### WHAT TO WORK ON
Every line from the line containing "Patent image size: (714, 1089)." to the end of the data must appear in the answer exactly as it appears there, and nothing else.

━━━━

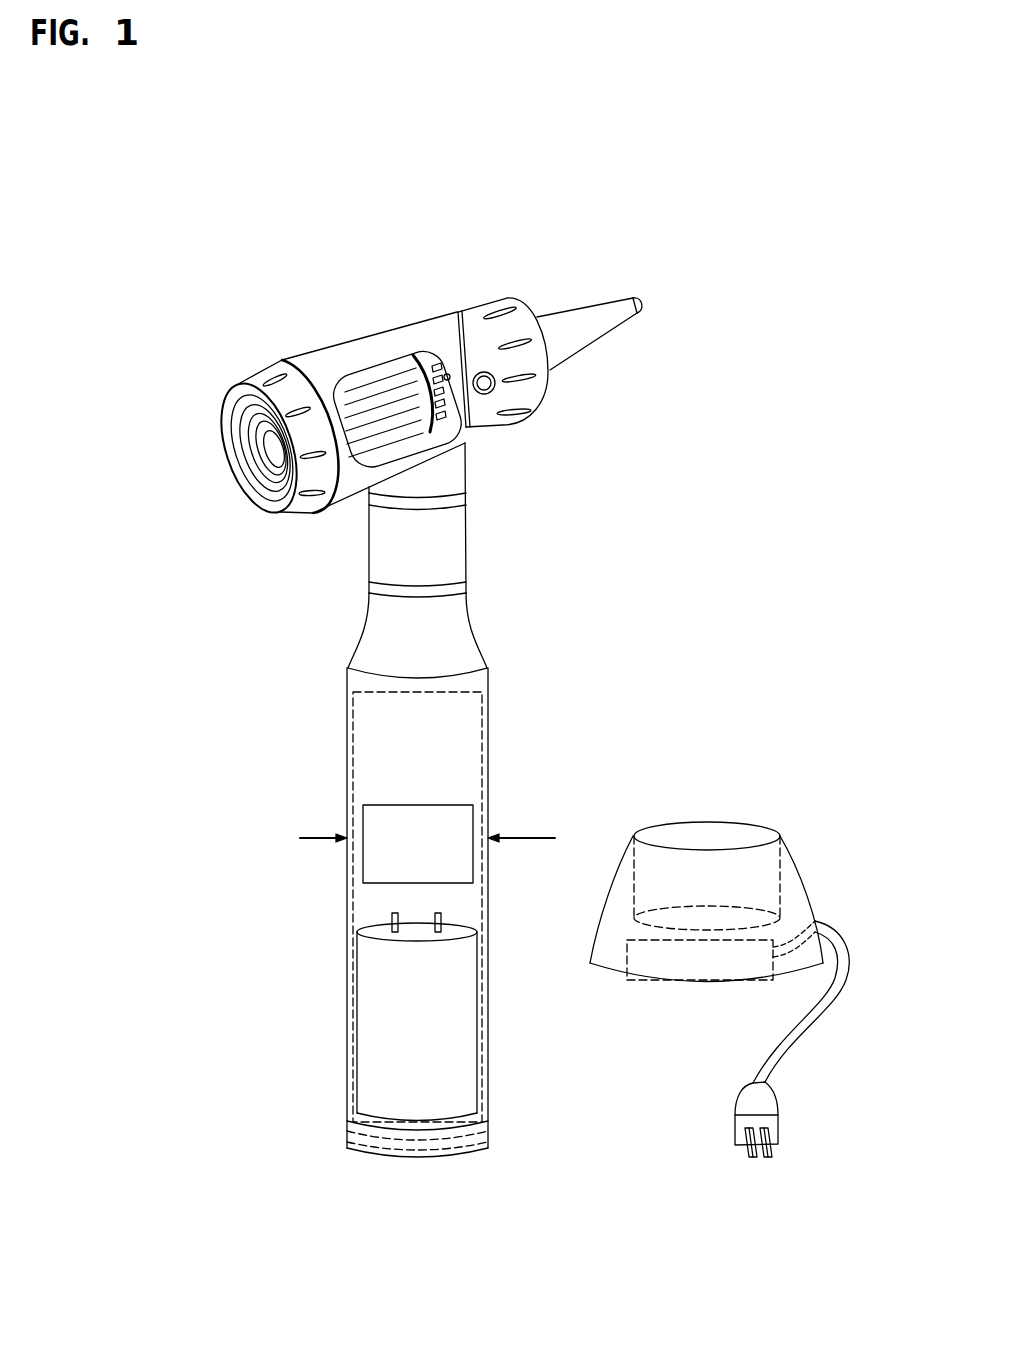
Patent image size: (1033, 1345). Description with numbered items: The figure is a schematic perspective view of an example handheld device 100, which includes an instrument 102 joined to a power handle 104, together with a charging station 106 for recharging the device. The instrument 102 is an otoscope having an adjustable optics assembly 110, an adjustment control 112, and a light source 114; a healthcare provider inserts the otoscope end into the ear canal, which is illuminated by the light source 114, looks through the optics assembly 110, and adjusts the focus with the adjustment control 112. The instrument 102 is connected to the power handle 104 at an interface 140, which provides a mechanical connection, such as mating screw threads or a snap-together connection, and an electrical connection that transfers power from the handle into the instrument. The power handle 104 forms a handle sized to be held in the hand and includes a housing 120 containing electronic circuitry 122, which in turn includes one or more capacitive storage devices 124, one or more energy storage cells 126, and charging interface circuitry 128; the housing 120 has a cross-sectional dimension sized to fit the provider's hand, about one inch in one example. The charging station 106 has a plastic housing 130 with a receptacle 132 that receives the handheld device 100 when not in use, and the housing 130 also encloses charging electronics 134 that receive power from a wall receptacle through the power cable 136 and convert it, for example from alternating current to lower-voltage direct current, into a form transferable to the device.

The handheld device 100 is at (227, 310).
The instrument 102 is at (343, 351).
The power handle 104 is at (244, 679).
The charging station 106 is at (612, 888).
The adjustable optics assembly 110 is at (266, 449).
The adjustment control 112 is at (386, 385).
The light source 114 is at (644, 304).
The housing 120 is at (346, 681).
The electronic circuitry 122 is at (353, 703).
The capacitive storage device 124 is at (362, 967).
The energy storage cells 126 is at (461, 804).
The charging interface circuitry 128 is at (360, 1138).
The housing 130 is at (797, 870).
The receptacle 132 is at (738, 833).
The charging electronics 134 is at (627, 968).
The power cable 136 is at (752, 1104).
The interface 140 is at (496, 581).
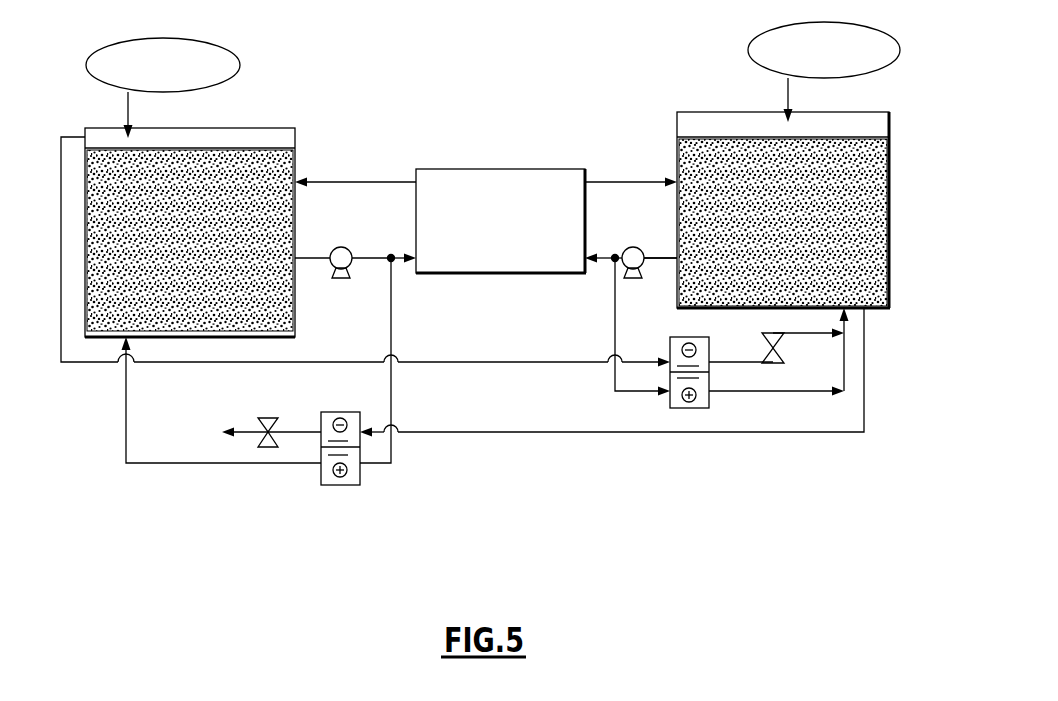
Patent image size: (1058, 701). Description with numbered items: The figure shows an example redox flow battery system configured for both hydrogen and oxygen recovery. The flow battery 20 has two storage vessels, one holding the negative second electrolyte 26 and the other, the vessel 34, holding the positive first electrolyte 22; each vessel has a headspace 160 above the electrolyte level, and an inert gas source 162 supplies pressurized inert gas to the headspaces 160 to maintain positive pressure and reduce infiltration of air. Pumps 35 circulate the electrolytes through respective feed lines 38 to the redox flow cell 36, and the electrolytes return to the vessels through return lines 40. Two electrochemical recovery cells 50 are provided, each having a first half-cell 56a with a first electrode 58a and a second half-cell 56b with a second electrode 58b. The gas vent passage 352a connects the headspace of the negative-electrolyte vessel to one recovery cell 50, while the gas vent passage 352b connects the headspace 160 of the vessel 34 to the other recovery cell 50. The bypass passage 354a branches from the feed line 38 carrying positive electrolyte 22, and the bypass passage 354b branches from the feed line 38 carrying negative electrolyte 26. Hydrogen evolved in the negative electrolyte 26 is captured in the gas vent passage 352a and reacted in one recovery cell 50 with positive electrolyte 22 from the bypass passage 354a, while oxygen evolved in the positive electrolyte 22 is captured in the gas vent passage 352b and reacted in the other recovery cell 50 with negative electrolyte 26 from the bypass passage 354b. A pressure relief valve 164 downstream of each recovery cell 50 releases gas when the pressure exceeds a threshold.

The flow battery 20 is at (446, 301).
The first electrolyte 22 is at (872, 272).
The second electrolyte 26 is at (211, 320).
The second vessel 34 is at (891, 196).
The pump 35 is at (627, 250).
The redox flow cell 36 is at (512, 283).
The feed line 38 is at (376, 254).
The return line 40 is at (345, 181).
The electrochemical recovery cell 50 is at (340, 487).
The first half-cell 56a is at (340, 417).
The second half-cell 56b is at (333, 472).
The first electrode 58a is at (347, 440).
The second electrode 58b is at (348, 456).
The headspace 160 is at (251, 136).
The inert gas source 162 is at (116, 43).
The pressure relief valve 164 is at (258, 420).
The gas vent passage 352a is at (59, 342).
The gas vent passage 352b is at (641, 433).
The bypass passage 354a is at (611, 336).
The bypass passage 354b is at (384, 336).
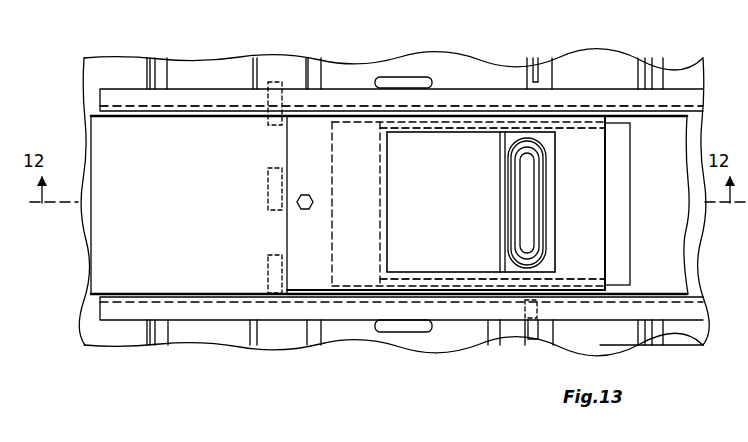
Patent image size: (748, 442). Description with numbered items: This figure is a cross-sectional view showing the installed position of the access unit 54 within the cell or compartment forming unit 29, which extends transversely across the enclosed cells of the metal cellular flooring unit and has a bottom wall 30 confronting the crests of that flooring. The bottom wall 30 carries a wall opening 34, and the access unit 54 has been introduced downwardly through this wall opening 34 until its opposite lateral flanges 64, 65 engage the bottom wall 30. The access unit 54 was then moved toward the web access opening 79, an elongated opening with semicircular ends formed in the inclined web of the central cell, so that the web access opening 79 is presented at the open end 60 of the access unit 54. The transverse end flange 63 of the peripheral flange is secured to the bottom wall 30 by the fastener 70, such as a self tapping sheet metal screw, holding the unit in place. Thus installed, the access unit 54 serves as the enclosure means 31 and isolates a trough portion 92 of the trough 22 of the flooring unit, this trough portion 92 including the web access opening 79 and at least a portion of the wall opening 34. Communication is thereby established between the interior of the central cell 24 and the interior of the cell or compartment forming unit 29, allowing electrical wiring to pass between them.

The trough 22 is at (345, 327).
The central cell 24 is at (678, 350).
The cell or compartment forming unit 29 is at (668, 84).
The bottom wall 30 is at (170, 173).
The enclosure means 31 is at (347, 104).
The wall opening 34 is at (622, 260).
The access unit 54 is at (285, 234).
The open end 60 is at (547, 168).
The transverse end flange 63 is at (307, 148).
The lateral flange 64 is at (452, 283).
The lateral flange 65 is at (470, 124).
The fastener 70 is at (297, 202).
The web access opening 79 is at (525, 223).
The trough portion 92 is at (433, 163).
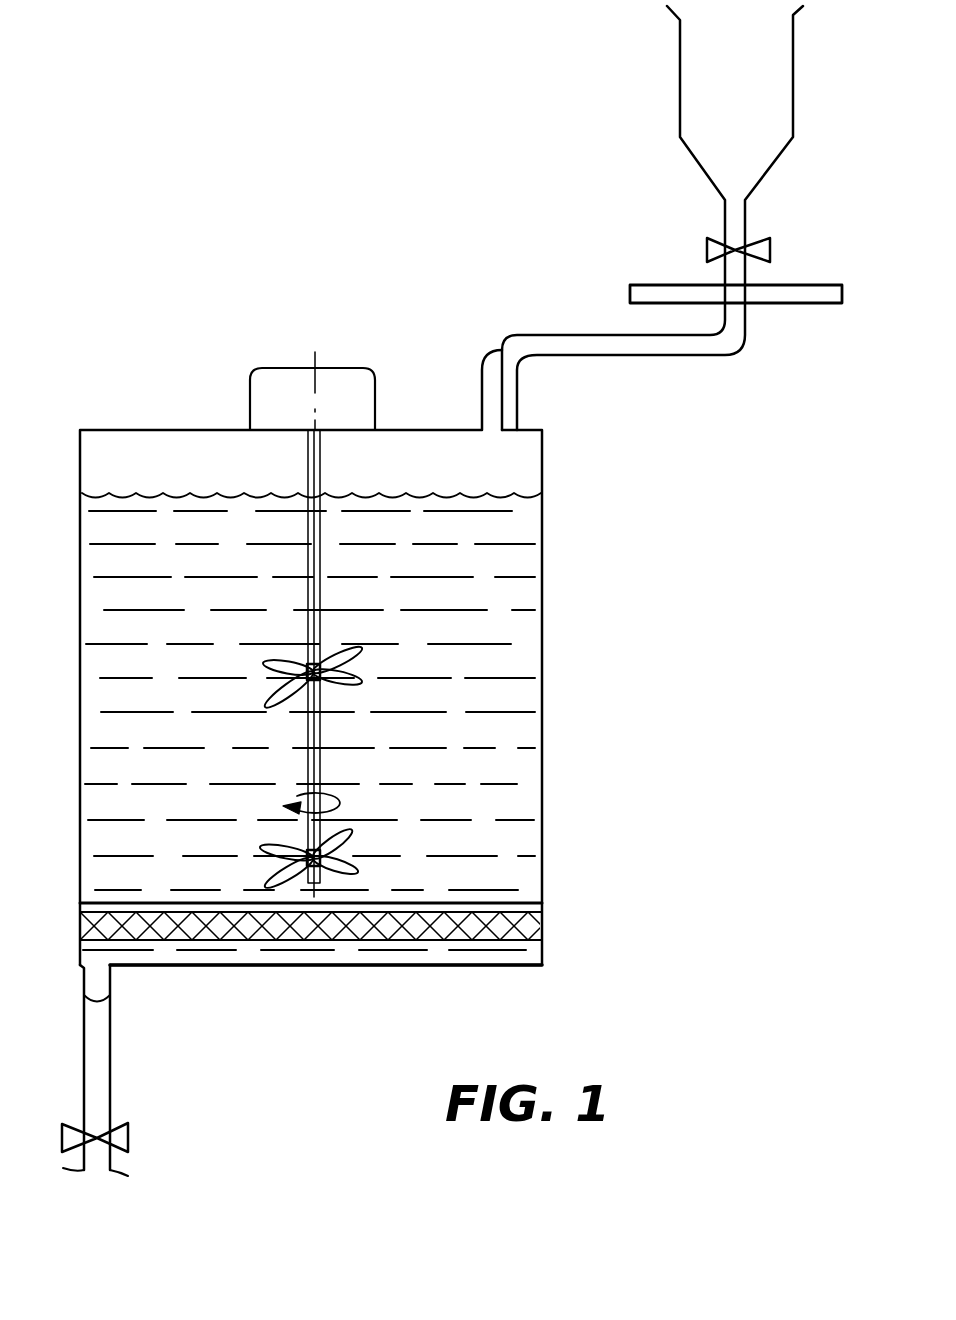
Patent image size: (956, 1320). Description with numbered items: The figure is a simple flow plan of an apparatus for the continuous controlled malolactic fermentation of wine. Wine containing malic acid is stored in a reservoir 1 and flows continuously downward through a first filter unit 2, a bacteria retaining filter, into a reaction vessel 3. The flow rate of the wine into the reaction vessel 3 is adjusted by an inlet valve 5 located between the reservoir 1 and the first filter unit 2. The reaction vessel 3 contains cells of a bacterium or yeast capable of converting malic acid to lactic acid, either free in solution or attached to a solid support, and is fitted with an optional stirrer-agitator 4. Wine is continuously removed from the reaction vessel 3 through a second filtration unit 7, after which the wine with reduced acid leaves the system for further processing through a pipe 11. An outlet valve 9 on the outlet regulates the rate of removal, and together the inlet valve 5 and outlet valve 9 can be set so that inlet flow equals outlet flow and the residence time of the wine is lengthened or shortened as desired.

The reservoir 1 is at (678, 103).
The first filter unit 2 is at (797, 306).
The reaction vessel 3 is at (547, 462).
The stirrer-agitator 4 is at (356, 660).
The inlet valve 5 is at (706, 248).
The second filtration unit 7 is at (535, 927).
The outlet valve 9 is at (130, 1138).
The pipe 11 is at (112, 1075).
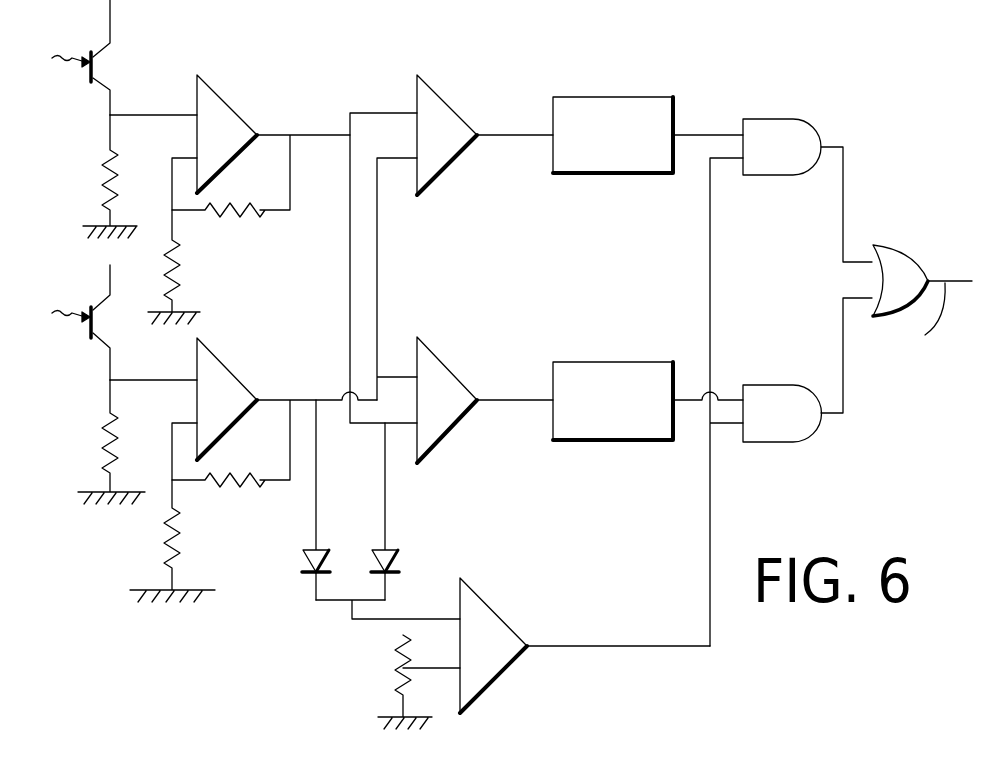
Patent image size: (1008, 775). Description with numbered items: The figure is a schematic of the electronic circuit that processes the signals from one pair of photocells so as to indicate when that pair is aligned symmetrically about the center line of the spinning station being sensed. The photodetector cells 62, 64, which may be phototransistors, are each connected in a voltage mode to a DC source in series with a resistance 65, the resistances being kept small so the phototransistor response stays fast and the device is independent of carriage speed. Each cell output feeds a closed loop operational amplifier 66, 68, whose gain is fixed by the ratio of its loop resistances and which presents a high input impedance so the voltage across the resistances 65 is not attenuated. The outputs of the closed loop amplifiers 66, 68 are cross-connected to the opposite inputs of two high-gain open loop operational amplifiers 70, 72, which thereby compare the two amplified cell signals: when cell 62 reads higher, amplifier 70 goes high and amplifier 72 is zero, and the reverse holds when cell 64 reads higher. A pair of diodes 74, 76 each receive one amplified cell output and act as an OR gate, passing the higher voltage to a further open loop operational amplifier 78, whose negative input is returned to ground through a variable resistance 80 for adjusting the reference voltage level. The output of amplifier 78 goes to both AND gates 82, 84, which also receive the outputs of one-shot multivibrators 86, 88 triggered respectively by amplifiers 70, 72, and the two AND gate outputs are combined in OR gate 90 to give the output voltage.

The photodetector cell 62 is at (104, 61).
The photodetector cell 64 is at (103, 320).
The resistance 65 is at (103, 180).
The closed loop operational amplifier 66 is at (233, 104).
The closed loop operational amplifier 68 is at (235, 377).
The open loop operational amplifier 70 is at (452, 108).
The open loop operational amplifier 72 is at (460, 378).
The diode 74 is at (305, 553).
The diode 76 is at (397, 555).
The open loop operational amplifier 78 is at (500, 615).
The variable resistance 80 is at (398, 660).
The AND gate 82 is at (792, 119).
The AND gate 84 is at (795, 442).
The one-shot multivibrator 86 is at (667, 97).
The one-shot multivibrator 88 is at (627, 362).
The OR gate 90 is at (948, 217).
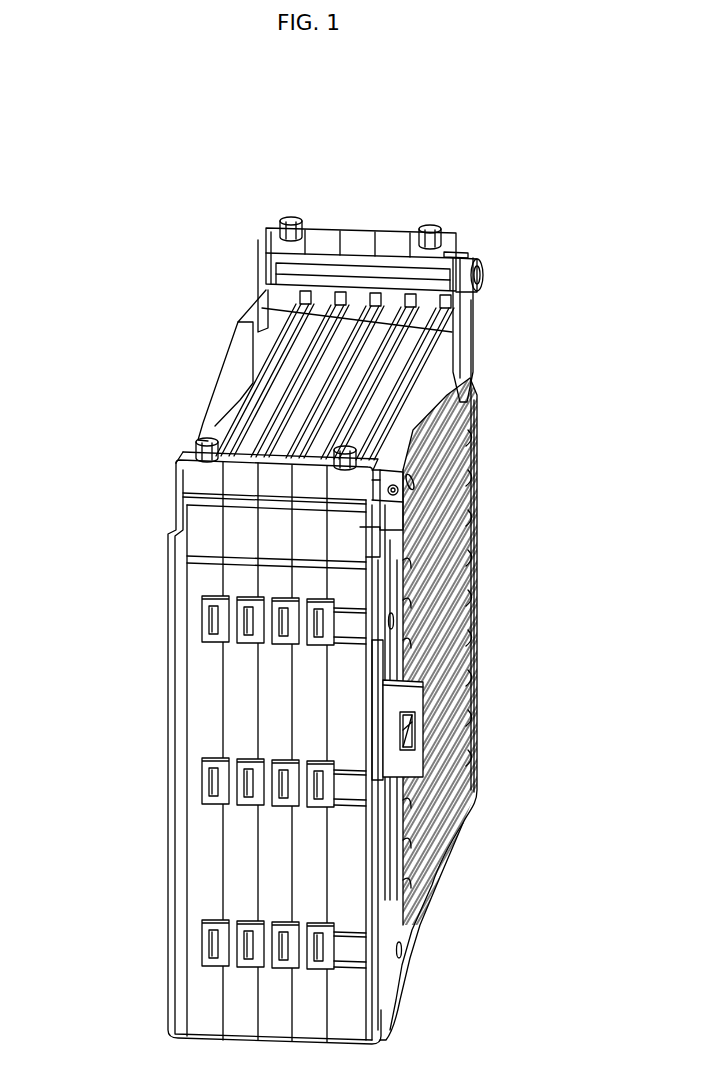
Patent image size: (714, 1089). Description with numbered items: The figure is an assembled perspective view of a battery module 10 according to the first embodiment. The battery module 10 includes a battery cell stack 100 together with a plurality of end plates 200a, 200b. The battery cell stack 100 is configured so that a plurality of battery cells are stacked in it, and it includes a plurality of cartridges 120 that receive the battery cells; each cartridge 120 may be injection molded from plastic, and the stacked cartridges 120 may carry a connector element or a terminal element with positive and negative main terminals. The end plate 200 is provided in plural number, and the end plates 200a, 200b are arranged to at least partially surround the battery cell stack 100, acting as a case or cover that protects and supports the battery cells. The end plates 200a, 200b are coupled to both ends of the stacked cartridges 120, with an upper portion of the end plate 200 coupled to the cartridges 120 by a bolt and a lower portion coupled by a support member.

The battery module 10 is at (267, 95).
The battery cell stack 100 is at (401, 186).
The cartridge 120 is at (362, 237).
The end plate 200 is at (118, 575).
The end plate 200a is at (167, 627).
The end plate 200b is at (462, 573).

━━━━

### RESULT OF THE TASK
Patent image size: (714, 1089). Description with numbered items: The figure is an assembled perspective view of a battery module 10 according to the first embodiment. The battery module 10 includes a battery cell stack 100 together with a plurality of end plates 200a, 200b. The battery cell stack 100 is configured so that a plurality of battery cells are stacked in it, and it includes a plurality of cartridges 120 that receive the battery cells; each cartridge 120 may be injection molded from plastic, and the stacked cartridges 120 may carry a connector element or a terminal element with positive and negative main terminals. The end plate 200 is provided in plural number, and the end plates 200a, 200b are arranged to at least partially surround the battery cell stack 100, acting as a case or cover that protects and supports the battery cells. The end plates 200a, 200b are coupled to both ends of the stacked cartridges 120, with an upper portion of the end plate 200 coupled to the cartridges 120 by a bolt and a lower portion coupled by a support member.

The battery module 10 is at (267, 95).
The battery cell stack 100 is at (401, 186).
The cartridge 120 is at (362, 237).
The end plate 200 is at (118, 575).
The end plate 200a is at (167, 627).
The end plate 200b is at (462, 573).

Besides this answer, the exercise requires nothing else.